> Work to do
The material below should be written out in full and exactly; pictures stay out of the copy.

> Records shown
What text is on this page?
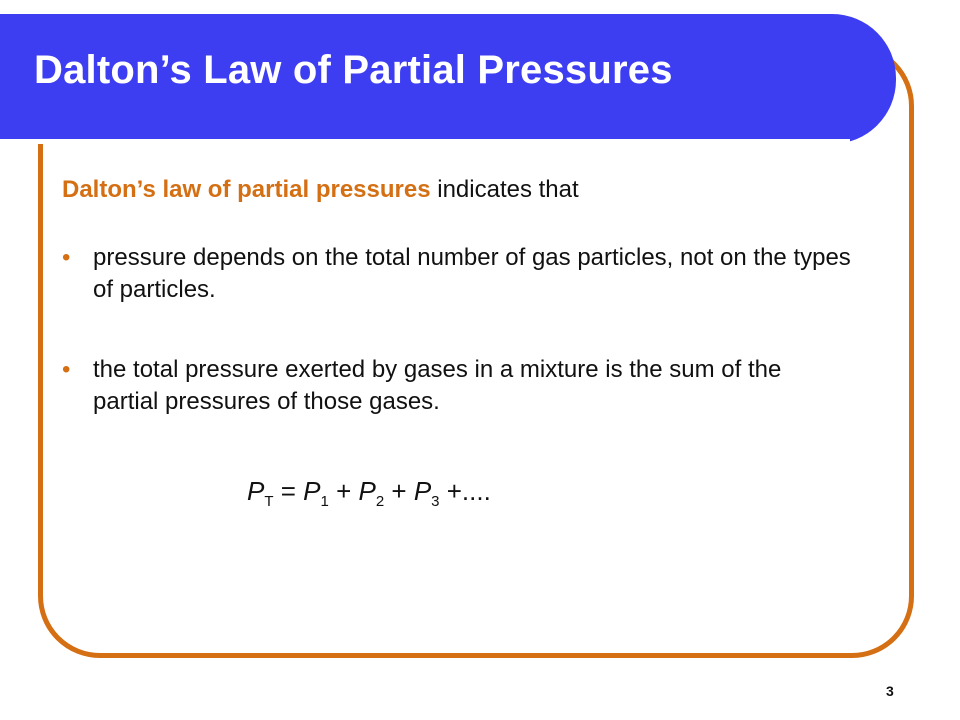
Dalton’s Law of Partial Pressures
Dalton’s law of partial pressures indicates that
• pressure depends on the total number of gas particles, not on the types of particles.
• the total pressure exerted by gases in a mixture is the sum of the partial pressures of those gases.
$P_T = P_1 + P_2 + P_3$ +....
3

> Exercise output
What text is on this page?
Dalton’s Law of Partial Pressures
Dalton’s law of partial pressures indicates that
• pressure depends on the total number of gas particles, not on the types of particles.
• the total pressure exerted by gases in a mixture is the sum of the partial pressures of those gases.
$P_T = P_1 + P_2 + P_3$ +....
3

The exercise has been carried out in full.